State only the number of lines that include "Dinge".

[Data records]
-- START --

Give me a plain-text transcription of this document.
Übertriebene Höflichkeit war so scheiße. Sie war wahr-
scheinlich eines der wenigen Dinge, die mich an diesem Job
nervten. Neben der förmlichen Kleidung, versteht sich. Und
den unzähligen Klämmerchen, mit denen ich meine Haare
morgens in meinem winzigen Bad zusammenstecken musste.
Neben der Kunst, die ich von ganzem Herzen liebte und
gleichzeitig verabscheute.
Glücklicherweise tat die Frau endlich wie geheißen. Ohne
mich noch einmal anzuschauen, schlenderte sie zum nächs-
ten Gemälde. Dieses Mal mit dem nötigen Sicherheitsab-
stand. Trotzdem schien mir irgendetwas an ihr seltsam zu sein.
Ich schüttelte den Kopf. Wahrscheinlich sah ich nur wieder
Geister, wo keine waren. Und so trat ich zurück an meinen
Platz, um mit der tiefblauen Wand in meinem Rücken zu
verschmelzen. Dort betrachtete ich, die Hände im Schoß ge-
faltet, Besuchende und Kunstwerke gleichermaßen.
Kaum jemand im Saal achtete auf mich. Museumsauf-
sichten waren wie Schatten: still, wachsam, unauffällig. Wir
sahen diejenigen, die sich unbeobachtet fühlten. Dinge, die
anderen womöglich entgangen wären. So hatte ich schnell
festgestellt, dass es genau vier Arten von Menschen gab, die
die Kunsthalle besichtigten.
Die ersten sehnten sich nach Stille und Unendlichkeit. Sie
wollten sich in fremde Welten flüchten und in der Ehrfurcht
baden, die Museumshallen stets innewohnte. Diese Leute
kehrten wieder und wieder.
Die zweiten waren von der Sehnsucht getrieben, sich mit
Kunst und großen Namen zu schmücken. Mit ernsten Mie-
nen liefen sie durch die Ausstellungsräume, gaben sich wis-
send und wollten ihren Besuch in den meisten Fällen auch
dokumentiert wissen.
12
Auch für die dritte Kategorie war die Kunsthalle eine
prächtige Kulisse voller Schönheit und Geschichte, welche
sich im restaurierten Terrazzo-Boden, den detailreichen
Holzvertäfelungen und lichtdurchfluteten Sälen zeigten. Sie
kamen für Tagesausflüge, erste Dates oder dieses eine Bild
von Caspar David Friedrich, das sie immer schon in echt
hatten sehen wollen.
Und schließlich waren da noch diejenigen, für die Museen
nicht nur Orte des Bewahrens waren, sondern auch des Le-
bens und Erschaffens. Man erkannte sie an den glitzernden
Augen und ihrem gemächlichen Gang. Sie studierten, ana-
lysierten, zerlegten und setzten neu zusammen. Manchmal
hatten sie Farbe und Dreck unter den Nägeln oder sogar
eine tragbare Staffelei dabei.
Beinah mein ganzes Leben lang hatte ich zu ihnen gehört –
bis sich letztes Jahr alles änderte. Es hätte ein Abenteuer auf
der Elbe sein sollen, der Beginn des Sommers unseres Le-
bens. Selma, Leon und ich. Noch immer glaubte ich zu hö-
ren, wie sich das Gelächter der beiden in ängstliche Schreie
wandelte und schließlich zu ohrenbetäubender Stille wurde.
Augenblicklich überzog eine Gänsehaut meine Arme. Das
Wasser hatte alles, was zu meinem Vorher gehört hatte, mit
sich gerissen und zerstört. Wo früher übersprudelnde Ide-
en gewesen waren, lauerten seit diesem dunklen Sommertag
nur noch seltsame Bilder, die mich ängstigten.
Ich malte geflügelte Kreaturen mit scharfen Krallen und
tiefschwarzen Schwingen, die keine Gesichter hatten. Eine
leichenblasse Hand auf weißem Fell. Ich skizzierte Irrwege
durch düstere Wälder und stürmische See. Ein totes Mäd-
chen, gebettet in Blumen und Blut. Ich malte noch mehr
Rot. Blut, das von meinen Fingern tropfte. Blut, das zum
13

-- END --

_Task answer_: 2